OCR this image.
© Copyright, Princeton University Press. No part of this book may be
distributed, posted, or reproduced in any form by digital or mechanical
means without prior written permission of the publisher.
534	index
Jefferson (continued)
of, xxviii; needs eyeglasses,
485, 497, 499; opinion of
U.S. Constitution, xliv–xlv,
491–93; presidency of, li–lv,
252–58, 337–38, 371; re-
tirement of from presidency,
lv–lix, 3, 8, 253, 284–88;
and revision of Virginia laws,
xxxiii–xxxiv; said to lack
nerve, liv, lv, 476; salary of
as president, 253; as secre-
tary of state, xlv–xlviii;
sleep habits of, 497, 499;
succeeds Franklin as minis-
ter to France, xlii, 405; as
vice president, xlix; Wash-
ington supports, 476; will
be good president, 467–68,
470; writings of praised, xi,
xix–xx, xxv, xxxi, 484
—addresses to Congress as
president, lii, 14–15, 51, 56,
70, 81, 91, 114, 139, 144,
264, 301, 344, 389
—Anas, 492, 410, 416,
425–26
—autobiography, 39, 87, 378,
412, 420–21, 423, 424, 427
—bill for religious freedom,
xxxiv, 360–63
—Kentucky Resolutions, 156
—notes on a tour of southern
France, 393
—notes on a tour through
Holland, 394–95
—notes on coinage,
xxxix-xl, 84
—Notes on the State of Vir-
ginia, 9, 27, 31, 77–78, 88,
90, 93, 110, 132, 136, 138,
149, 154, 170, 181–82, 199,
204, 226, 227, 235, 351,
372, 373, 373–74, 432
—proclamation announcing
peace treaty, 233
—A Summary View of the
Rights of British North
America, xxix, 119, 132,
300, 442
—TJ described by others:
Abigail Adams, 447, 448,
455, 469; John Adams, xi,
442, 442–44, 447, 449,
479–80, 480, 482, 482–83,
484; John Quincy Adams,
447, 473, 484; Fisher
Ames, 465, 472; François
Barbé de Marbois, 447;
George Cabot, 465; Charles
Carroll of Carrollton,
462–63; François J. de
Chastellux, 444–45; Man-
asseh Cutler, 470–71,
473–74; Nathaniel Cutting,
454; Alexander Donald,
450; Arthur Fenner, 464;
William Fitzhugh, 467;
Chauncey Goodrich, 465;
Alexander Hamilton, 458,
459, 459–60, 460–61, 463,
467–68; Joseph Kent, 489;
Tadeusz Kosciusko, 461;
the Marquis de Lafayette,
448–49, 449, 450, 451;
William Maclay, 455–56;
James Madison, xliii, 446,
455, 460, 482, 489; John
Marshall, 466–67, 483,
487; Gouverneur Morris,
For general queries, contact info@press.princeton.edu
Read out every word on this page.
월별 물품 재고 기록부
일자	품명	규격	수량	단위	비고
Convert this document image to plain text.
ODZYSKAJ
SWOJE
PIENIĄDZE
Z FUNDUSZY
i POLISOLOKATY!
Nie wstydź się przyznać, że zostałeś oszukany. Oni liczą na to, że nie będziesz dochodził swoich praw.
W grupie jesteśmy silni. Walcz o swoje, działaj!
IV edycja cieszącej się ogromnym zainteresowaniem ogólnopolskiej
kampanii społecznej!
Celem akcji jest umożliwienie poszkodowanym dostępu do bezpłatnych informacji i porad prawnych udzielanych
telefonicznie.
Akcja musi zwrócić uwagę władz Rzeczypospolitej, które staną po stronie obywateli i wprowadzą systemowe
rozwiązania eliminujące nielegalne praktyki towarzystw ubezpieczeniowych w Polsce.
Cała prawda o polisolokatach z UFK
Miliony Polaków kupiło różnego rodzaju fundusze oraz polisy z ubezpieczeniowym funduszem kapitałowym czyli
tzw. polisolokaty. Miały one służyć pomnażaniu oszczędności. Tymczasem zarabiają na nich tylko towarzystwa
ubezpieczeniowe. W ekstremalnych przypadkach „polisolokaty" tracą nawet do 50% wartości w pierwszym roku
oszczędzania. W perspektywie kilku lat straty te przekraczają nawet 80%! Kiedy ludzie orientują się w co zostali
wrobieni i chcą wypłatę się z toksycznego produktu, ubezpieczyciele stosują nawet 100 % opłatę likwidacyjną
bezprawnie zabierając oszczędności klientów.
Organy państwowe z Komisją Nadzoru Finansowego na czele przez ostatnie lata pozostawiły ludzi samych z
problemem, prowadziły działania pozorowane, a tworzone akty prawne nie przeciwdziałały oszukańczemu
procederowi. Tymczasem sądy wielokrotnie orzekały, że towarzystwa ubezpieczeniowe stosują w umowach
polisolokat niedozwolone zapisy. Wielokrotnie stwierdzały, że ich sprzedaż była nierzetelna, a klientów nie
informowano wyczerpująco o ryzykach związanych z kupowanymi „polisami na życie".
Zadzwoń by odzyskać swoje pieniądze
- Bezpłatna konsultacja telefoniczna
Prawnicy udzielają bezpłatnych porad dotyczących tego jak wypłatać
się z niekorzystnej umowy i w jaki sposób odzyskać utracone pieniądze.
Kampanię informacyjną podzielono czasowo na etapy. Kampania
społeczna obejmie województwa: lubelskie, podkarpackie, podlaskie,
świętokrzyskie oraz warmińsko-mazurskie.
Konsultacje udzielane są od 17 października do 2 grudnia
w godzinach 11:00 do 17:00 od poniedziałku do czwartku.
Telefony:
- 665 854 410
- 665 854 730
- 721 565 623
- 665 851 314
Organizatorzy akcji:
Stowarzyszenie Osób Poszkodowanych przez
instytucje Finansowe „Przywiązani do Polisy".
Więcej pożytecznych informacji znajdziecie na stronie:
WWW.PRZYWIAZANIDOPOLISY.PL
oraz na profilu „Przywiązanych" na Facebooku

==================================================

• [Given request]:
Above are the records; copy all of them exactly.

• [Output]:
OCR this image.
© Copyright, Princeton University Press. No part of this book may be
distributed, posted, or reproduced in any form by digital or mechanical
means without prior written permission of the publisher.
534	index
Jefferson (continued)
of, xxviii; needs eyeglasses,
485, 497, 499; opinion of
U.S. Constitution, xliv–xlv,
491–93; presidency of, li–lv,
252–58, 337–38, 371; re-
tirement of from presidency,
lv–lix, 3, 8, 253, 284–88;
and revision of Virginia laws,
xxxiii–xxxiv; said to lack
nerve, liv, lv, 476; salary of
as president, 253; as secre-
tary of state, xlv–xlviii;
sleep habits of, 497, 499;
succeeds Franklin as minis-
ter to France, xlii, 405; as
vice president, xlix; Wash-
ington supports, 476; will
be good president, 467–68,
470; writings of praised, xi,
xix–xx, xxv, xxxi, 484
—addresses to Congress as
president, lii, 14–15, 51, 56,
70, 81, 91, 114, 139, 144,
264, 301, 344, 389
—Anas, 492, 410, 416,
425–26
—autobiography, 39, 87, 378,
412, 420–21, 423, 424, 427
—bill for religious freedom,
xxxiv, 360–63
—Kentucky Resolutions, 156
—notes on a tour of southern
France, 393
—notes on a tour through
Holland, 394–95
—notes on coinage,
xxxix-xl, 84
—Notes on the State of Vir-
ginia, 9, 27, 31, 77–78, 88,
90, 93, 110, 132, 136, 138,
149, 154, 170, 181–82, 199,
204, 226, 227, 235, 351,
372, 373, 373–74, 432
—proclamation announcing
peace treaty, 233
—A Summary View of the
Rights of British North
America, xxix, 119, 132,
300, 442
—TJ described by others:
Abigail Adams, 447, 448,
455, 469; John Adams, xi,
442, 442–44, 447, 449,
479–80, 480, 482, 482–83,
484; John Quincy Adams,
447, 473, 484; Fisher
Ames, 465, 472; François
Barbé de Marbois, 447;
George Cabot, 465; Charles
Carroll of Carrollton,
462–63; François J. de
Chastellux, 444–45; Man-
asseh Cutler, 470–71,
473–74; Nathaniel Cutting,
454; Alexander Donald,
450; Arthur Fenner, 464;
William Fitzhugh, 467;
Chauncey Goodrich, 465;
Alexander Hamilton, 458,
459, 459–60, 460–61, 463,
467–68; Joseph Kent, 489;
Tadeusz Kosciusko, 461;
the Marquis de Lafayette,
448–49, 449, 450, 451;
William Maclay, 455–56;
James Madison, xliii, 446,
455, 460, 482, 489; John
Marshall, 466–67, 483,
487; Gouverneur Morris,
For general queries, contact info@press.princeton.edu
Read out every word on this page.
월별 물품 재고 기록부
일자	품명	규격	수량	단위	비고
Convert this document image to plain text.
ODZYSKAJ
SWOJE
PIENIĄDZE
Z FUNDUSZY
i POLISOLOKATY!
Nie wstydź się przyznać, że zostałeś oszukany. Oni liczą na to, że nie będziesz dochodził swoich praw.
W grupie jesteśmy silni. Walcz o swoje, działaj!
IV edycja cieszącej się ogromnym zainteresowaniem ogólnopolskiej
kampanii społecznej!
Celem akcji jest umożliwienie poszkodowanym dostępu do bezpłatnych informacji i porad prawnych udzielanych
telefonicznie.
Akcja musi zwrócić uwagę władz Rzeczypospolitej, które staną po stronie obywateli i wprowadzą systemowe
rozwiązania eliminujące nielegalne praktyki towarzystw ubezpieczeniowych w Polsce.
Cała prawda o polisolokatach z UFK
Miliony Polaków kupiło różnego rodzaju fundusze oraz polisy z ubezpieczeniowym funduszem kapitałowym czyli
tzw. polisolokaty. Miały one służyć pomnażaniu oszczędności. Tymczasem zarabiają na nich tylko towarzystwa
ubezpieczeniowe. W ekstremalnych przypadkach „polisolokaty" tracą nawet do 50% wartości w pierwszym roku
oszczędzania. W perspektywie kilku lat straty te przekraczają nawet 80%! Kiedy ludzie orientują się w co zostali
wrobieni i chcą wypłatę się z toksycznego produktu, ubezpieczyciele stosują nawet 100 % opłatę likwidacyjną
bezprawnie zabierając oszczędności klientów.
Organy państwowe z Komisją Nadzoru Finansowego na czele przez ostatnie lata pozostawiły ludzi samych z
problemem, prowadziły działania pozorowane, a tworzone akty prawne nie przeciwdziałały oszukańczemu
procederowi. Tymczasem sądy wielokrotnie orzekały, że towarzystwa ubezpieczeniowe stosują w umowach
polisolokat niedozwolone zapisy. Wielokrotnie stwierdzały, że ich sprzedaż była nierzetelna, a klientów nie
informowano wyczerpująco o ryzykach związanych z kupowanymi „polisami na życie".
Zadzwoń by odzyskać swoje pieniądze
- Bezpłatna konsultacja telefoniczna
Prawnicy udzielają bezpłatnych porad dotyczących tego jak wypłatać
się z niekorzystnej umowy i w jaki sposób odzyskać utracone pieniądze.
Kampanię informacyjną podzielono czasowo na etapy. Kampania
społeczna obejmie województwa: lubelskie, podkarpackie, podlaskie,
świętokrzyskie oraz warmińsko-mazurskie.
Konsultacje udzielane są od 17 października do 2 grudnia
w godzinach 11:00 do 17:00 od poniedziałku do czwartku.
Telefony:
- 665 854 410
- 665 854 730
- 721 565 623
- 665 851 314
Organizatorzy akcji:
Stowarzyszenie Osób Poszkodowanych przez
instytucje Finansowe „Przywiązani do Polisy".
Więcej pożytecznych informacji znajdziecie na stronie:
WWW.PRZYWIAZANIDOPOLISY.PL
oraz na profilu „Przywiązanych" na Facebooku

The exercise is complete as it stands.